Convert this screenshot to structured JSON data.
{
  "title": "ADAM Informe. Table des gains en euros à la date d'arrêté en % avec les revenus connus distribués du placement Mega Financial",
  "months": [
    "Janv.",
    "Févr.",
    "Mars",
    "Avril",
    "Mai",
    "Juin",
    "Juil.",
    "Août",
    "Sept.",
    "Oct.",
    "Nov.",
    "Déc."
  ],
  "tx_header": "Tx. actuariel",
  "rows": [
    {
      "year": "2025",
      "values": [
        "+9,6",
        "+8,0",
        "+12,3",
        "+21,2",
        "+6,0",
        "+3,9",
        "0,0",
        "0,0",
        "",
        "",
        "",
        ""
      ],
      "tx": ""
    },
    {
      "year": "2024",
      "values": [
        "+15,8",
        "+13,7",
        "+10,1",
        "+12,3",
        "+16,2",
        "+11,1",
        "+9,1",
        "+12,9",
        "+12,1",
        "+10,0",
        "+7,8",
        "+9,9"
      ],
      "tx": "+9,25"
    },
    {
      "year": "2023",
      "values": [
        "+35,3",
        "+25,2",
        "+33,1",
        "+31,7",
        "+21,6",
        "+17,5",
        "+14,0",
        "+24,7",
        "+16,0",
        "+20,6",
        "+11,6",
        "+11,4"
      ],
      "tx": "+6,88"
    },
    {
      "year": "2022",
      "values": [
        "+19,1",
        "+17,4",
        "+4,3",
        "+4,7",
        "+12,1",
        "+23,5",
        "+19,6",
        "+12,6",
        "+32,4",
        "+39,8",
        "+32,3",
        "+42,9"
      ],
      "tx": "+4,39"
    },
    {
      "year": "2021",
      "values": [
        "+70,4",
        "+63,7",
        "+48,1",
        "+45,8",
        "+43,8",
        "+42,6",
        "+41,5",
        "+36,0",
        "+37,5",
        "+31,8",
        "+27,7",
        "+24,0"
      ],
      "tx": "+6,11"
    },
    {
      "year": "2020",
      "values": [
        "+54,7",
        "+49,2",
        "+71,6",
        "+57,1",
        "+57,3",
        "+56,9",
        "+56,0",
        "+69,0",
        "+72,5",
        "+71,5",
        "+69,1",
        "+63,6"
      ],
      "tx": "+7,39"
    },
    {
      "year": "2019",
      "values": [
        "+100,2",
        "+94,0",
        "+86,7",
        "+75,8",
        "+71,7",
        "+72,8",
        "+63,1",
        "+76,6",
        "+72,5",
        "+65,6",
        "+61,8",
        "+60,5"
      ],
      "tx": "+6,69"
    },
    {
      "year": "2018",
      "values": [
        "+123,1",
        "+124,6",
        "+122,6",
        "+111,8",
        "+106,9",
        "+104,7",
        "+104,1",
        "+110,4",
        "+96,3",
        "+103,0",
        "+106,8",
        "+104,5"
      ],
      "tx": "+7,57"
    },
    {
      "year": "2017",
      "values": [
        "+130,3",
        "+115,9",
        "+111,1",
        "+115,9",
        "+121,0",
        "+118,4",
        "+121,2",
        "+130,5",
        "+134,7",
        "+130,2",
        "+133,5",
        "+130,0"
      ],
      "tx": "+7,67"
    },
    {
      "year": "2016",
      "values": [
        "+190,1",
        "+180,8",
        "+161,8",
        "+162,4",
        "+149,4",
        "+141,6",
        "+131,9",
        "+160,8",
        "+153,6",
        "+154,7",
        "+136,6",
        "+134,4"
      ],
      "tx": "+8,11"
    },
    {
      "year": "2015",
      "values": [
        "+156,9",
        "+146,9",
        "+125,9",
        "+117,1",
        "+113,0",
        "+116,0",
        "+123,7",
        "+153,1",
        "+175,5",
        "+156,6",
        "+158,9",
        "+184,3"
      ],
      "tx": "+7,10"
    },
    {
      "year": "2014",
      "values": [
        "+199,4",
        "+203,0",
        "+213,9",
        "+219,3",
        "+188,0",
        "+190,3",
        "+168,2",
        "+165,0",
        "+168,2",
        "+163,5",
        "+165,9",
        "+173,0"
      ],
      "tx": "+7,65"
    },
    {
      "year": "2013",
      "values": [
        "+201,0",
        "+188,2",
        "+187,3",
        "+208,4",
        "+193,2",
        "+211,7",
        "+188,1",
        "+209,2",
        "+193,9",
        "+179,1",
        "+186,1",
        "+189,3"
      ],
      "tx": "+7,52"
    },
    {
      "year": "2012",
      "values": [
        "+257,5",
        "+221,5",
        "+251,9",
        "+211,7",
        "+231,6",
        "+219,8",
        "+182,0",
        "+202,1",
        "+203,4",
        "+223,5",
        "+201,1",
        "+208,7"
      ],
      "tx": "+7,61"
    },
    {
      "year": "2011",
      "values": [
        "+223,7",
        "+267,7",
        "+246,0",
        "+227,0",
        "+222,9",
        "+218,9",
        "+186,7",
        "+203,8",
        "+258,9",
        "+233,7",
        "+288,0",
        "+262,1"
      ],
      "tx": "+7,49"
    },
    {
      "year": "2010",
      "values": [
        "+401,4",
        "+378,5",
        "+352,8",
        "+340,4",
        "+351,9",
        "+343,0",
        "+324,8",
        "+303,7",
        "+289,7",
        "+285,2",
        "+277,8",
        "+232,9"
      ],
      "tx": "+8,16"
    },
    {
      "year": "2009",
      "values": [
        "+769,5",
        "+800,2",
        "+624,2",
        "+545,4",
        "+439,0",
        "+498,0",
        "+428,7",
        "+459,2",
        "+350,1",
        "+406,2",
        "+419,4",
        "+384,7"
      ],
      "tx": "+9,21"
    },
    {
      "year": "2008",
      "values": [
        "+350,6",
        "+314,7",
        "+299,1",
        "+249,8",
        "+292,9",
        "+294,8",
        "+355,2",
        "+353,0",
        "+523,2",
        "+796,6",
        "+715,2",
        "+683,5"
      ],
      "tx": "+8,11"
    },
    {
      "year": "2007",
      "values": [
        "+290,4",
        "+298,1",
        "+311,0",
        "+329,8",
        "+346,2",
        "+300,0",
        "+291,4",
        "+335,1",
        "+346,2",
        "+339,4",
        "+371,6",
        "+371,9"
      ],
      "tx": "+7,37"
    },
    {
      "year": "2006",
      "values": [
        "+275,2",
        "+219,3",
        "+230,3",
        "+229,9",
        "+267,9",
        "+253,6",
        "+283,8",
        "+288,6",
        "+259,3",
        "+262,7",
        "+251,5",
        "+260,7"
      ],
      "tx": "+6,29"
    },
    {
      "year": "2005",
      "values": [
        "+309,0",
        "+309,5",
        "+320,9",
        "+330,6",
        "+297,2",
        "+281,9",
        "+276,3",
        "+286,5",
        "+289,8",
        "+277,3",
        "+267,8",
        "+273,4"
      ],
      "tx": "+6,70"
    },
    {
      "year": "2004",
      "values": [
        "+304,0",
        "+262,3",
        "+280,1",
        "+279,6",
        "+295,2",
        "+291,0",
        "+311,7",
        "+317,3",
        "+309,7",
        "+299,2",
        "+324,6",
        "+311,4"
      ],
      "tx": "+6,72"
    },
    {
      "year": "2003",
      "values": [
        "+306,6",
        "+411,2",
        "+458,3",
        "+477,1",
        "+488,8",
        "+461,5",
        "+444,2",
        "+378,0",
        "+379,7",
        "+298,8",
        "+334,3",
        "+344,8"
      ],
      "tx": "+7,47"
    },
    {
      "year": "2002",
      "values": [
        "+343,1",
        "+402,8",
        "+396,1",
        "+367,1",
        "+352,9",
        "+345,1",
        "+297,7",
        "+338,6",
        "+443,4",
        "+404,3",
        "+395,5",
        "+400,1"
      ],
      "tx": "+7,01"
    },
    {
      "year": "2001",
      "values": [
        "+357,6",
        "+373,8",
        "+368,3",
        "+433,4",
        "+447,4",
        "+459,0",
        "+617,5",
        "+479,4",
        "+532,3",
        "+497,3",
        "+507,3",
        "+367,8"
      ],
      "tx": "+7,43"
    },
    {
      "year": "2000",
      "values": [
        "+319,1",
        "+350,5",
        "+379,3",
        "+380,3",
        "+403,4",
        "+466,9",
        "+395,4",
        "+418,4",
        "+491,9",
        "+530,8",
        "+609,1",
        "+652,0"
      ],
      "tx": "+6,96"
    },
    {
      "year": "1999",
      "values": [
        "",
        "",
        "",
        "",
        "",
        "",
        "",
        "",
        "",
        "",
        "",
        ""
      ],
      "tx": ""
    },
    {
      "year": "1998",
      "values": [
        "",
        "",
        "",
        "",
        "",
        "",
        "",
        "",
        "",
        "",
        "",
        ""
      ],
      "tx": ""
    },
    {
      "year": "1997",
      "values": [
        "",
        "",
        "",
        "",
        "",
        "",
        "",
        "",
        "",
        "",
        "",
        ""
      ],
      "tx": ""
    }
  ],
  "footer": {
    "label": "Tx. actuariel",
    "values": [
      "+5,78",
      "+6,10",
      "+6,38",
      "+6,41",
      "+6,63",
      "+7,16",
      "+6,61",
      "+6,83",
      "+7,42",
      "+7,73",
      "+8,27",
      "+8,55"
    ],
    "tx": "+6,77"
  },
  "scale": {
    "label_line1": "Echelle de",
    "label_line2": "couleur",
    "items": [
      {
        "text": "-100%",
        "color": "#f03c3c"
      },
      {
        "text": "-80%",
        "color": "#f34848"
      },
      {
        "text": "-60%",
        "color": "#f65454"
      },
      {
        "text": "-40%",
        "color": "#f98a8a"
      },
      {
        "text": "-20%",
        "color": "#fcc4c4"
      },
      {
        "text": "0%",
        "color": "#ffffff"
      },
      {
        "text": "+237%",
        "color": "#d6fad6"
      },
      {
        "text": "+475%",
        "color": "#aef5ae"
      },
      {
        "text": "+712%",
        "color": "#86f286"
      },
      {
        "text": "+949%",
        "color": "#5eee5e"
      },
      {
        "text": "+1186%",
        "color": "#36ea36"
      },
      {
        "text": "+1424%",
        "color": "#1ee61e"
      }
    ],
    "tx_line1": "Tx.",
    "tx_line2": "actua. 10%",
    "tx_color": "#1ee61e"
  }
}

***

- **Instructions to follow**
Identify and copy all lines with the word "text".

- **Finished task**
        "text": "-100%",
        "text": "-80%",
        "text": "-60%",
        "text": "-40%",
        "text": "-20%",
        "text": "0%",
        "text": "+237%",
        "text": "+475%",
        "text": "+712%",
        "text": "+949%",
        "text": "+1186%",
        "text": "+1424%",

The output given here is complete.